WHAT YOU WILL DO:
Go through the records below line by line, counting those that contain the word "стеклянные"; answer with the count only.
* * * * * * * * *
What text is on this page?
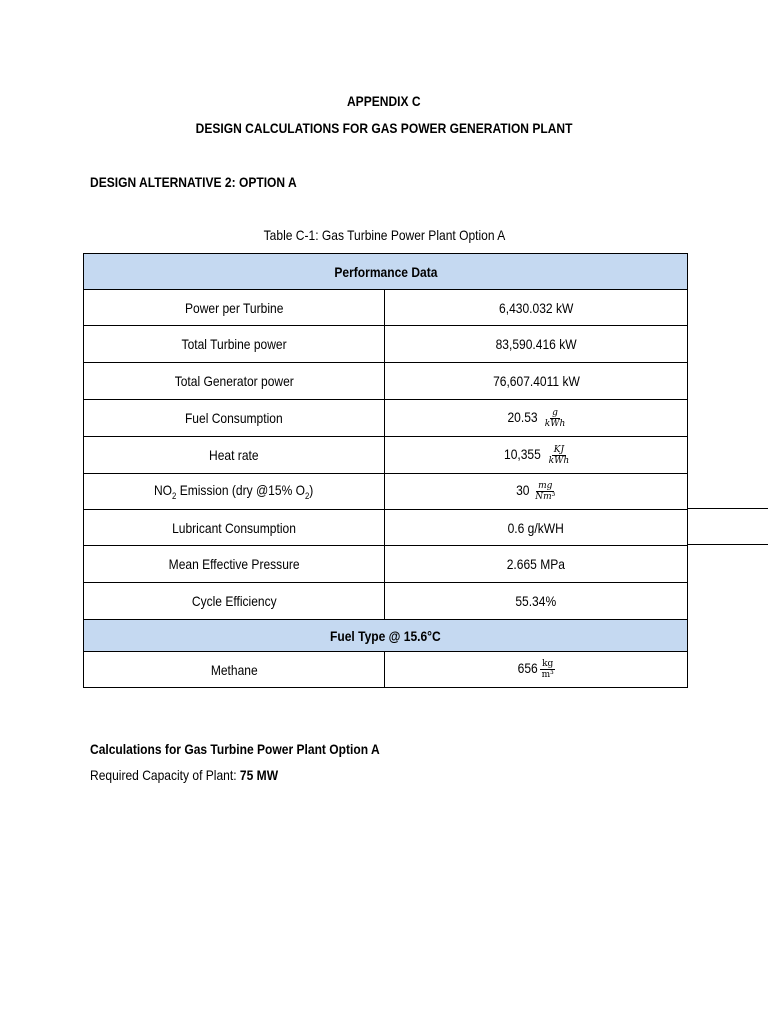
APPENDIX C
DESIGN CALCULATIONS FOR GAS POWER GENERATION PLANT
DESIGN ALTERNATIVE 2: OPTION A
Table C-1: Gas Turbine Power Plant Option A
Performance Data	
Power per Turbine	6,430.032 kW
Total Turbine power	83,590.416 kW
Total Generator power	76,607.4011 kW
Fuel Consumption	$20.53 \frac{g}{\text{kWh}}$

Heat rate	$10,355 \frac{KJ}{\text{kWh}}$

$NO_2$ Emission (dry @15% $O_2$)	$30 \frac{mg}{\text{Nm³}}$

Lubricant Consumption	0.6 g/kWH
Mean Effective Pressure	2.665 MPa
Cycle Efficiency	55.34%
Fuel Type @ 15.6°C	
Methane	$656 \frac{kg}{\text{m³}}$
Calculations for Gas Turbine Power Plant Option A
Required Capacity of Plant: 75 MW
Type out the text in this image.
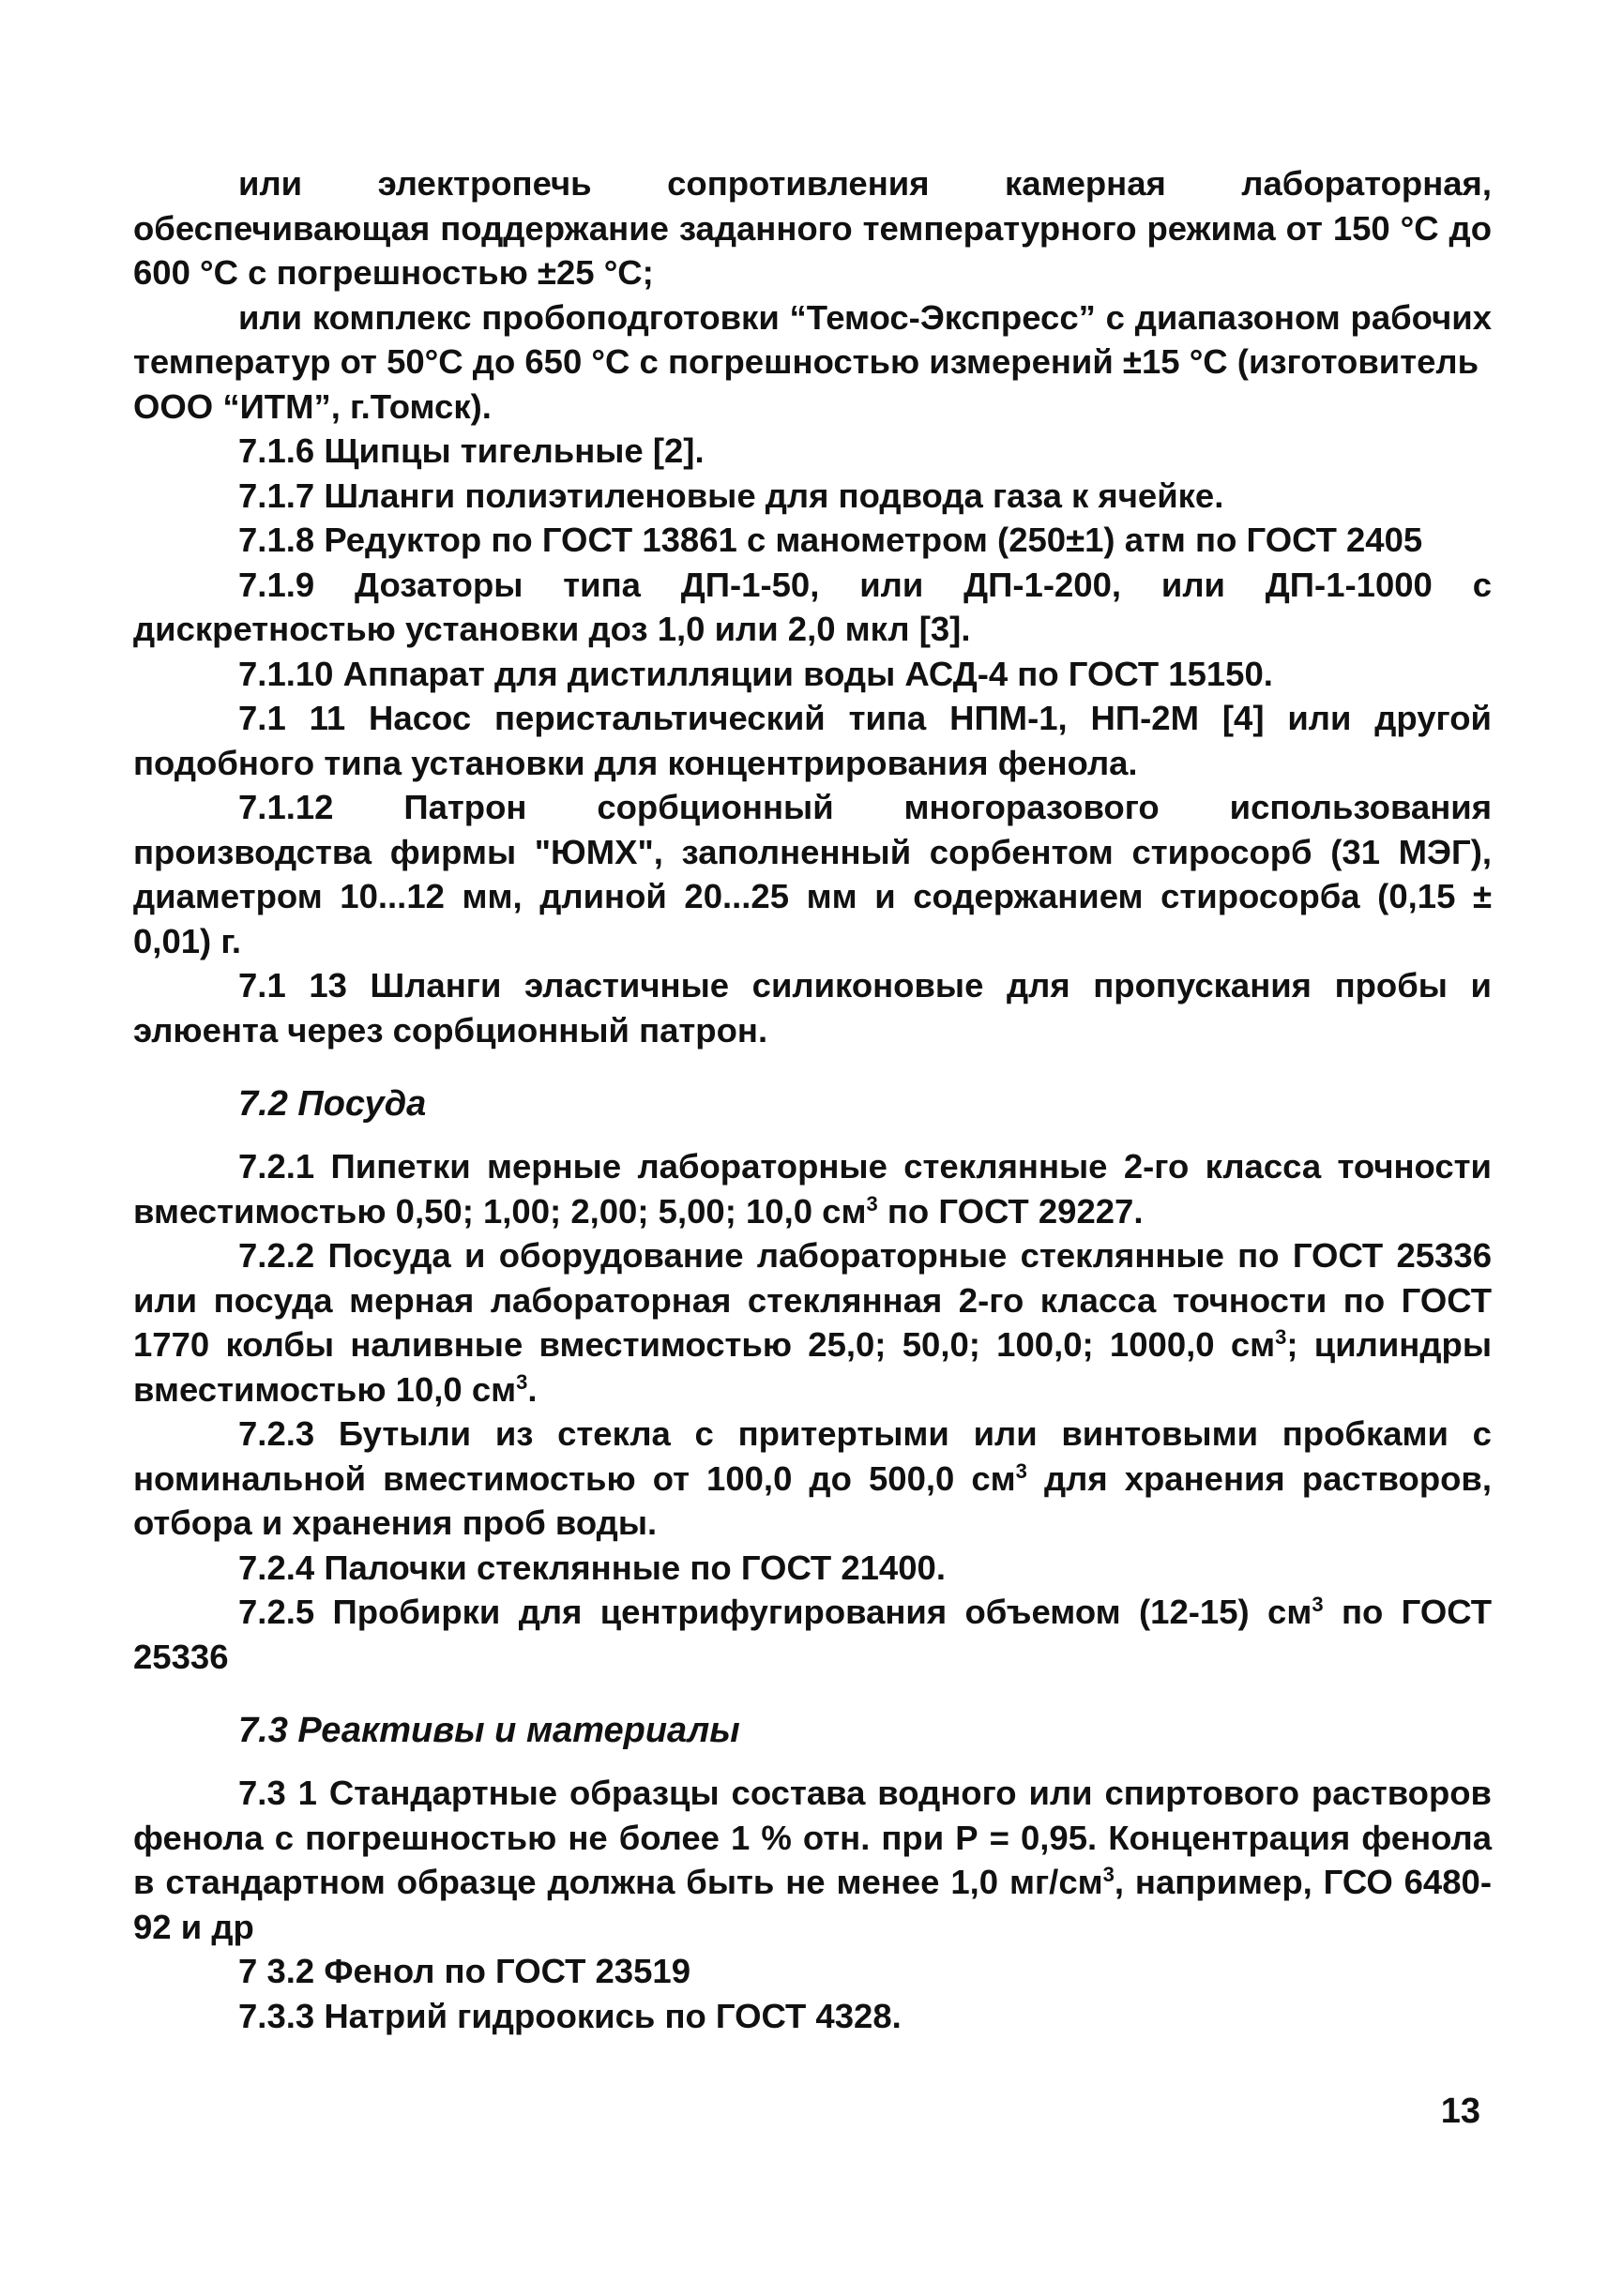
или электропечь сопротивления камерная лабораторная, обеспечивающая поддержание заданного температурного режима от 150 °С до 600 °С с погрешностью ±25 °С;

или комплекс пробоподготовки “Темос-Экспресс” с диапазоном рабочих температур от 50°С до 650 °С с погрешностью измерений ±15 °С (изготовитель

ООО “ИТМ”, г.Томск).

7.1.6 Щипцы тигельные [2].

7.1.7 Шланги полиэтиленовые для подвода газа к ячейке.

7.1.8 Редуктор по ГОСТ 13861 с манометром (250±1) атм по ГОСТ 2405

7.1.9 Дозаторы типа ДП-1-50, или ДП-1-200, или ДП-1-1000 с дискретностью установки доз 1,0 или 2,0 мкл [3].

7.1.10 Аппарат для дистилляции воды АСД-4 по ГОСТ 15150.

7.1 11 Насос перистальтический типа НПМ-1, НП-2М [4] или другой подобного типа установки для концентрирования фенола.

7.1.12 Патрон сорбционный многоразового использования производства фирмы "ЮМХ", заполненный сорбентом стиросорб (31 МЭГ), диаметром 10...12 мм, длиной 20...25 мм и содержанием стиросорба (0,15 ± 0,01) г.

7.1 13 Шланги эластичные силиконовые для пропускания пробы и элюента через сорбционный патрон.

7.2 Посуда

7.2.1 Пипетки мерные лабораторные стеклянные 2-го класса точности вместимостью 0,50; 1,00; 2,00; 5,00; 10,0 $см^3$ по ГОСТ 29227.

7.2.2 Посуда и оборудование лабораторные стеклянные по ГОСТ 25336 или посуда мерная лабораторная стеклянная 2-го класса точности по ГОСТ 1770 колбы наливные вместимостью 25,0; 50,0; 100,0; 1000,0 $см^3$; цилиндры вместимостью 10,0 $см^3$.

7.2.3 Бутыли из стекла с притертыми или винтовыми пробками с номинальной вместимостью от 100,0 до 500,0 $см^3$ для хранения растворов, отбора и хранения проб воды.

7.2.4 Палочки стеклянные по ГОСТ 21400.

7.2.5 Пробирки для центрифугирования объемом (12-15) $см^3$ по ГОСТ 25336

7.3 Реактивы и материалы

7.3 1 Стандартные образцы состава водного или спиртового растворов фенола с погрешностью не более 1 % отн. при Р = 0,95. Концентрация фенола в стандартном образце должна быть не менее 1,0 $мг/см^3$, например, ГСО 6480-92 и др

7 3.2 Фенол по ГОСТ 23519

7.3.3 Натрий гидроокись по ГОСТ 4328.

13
* * * * * * * * *
TASK OUTPUT:
3